# Description of the task
Write out the records below once more, exactly as they stand.

# Records for the task
......
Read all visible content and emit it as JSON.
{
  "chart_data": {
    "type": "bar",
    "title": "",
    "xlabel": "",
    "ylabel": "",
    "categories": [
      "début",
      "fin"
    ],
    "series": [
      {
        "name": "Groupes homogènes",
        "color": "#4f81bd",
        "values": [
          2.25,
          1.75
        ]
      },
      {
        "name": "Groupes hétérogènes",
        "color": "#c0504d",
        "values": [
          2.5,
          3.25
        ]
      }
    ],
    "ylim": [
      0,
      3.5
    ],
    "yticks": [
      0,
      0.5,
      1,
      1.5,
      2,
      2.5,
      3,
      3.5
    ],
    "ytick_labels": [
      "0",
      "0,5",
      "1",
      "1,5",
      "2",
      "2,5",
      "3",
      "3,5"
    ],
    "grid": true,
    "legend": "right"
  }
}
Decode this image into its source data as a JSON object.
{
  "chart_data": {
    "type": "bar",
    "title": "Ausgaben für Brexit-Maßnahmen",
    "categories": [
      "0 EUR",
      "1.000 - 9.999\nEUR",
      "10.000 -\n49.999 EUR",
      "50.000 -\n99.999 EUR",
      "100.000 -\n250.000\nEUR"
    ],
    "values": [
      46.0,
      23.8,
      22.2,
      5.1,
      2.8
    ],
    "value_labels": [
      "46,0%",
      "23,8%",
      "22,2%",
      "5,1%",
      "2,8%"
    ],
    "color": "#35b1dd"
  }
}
......
# The response
Read all visible content and emit it as JSON.
{
  "chart_data": {
    "type": "bar",
    "title": "",
    "xlabel": "",
    "ylabel": "",
    "categories": [
      "début",
      "fin"
    ],
    "series": [
      {
        "name": "Groupes homogènes",
        "color": "#4f81bd",
        "values": [
          2.25,
          1.75
        ]
      },
      {
        "name": "Groupes hétérogènes",
        "color": "#c0504d",
        "values": [
          2.5,
          3.25
        ]
      }
    ],
    "ylim": [
      0,
      3.5
    ],
    "yticks": [
      0,
      0.5,
      1,
      1.5,
      2,
      2.5,
      3,
      3.5
    ],
    "ytick_labels": [
      "0",
      "0,5",
      "1",
      "1,5",
      "2",
      "2,5",
      "3",
      "3,5"
    ],
    "grid": true,
    "legend": "right"
  }
}
Decode this image into its source data as a JSON object.
{
  "chart_data": {
    "type": "bar",
    "title": "Ausgaben für Brexit-Maßnahmen",
    "categories": [
      "0 EUR",
      "1.000 - 9.999\nEUR",
      "10.000 -\n49.999 EUR",
      "50.000 -\n99.999 EUR",
      "100.000 -\n250.000\nEUR"
    ],
    "values": [
      46.0,
      23.8,
      22.2,
      5.1,
      2.8
    ],
    "value_labels": [
      "46,0%",
      "23,8%",
      "22,2%",
      "5,1%",
      "2,8%"
    ],
    "color": "#35b1dd"
  }
}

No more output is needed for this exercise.